SUPPLIED RECORDS:

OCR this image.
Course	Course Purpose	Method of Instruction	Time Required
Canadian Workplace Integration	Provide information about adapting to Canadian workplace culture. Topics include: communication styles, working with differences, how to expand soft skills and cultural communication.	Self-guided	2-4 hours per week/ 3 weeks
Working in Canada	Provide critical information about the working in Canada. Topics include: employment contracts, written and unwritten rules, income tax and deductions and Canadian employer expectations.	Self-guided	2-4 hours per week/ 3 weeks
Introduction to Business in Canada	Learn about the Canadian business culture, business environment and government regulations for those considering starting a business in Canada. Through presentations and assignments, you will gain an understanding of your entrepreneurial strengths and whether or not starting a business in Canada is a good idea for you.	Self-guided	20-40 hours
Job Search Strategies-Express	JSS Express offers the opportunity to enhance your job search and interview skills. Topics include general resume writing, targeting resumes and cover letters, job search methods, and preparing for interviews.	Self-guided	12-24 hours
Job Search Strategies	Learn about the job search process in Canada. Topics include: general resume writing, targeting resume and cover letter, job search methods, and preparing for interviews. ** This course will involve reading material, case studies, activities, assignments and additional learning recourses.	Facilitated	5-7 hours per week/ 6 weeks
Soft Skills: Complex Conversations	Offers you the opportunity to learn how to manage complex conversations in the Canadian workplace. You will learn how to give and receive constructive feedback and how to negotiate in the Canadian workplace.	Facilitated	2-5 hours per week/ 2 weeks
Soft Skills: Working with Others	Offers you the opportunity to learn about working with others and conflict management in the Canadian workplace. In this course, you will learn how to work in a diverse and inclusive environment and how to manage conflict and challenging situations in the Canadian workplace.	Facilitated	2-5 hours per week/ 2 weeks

WHAT TO DO: Return every entry exactly as given.

COMPLETE OUTPUT:
OCR this image.
Course	Course Purpose	Method of Instruction	Time Required
Canadian Workplace Integration	Provide information about adapting to Canadian workplace culture. Topics include: communication styles, working with differences, how to expand soft skills and cultural communication.	Self-guided	2-4 hours per week/ 3 weeks
Working in Canada	Provide critical information about the working in Canada. Topics include: employment contracts, written and unwritten rules, income tax and deductions and Canadian employer expectations.	Self-guided	2-4 hours per week/ 3 weeks
Introduction to Business in Canada	Learn about the Canadian business culture, business environment and government regulations for those considering starting a business in Canada. Through presentations and assignments, you will gain an understanding of your entrepreneurial strengths and whether or not starting a business in Canada is a good idea for you.	Self-guided	20-40 hours
Job Search Strategies-Express	JSS Express offers the opportunity to enhance your job search and interview skills. Topics include general resume writing, targeting resumes and cover letters, job search methods, and preparing for interviews.	Self-guided	12-24 hours
Job Search Strategies	Learn about the job search process in Canada. Topics include: general resume writing, targeting resume and cover letter, job search methods, and preparing for interviews. ** This course will involve reading material, case studies, activities, assignments and additional learning recourses.	Facilitated	5-7 hours per week/ 6 weeks
Soft Skills: Complex Conversations	Offers you the opportunity to learn how to manage complex conversations in the Canadian workplace. You will learn how to give and receive constructive feedback and how to negotiate in the Canadian workplace.	Facilitated	2-5 hours per week/ 2 weeks
Soft Skills: Working with Others	Offers you the opportunity to learn about working with others and conflict management in the Canadian workplace. In this course, you will learn how to work in a diverse and inclusive environment and how to manage conflict and challenging situations in the Canadian workplace.	Facilitated	2-5 hours per week/ 2 weeks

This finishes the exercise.